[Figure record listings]
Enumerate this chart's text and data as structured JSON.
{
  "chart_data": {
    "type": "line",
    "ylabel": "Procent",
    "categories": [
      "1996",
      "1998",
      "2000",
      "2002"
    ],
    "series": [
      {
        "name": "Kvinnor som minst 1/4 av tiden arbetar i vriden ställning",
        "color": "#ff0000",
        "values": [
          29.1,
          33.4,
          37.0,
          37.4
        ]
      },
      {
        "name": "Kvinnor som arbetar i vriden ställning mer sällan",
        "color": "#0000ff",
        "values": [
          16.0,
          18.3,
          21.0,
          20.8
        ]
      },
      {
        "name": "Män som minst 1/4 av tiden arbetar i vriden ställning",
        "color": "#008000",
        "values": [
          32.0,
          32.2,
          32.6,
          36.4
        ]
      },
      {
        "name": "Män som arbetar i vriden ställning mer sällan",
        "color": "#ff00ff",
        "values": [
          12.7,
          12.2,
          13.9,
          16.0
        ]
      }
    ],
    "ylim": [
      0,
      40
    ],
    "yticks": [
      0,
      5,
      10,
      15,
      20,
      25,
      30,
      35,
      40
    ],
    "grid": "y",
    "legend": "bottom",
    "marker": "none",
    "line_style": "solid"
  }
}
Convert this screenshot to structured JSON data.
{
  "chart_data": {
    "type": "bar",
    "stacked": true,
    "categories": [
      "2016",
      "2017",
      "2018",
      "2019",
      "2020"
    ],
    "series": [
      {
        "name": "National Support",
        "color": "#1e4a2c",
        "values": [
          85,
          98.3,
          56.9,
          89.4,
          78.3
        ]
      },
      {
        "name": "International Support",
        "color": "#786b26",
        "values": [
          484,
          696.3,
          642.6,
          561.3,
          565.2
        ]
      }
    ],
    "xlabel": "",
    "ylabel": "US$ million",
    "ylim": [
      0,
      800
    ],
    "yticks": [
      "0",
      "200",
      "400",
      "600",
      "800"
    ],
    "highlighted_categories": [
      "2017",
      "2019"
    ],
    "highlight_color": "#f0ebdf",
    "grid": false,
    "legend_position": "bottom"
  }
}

The task
Where a line of the entries contains the word "JSON", copy that line.

The solution
Enumerate this chart's text and data as structured JSON.
Convert this screenshot to structured JSON data.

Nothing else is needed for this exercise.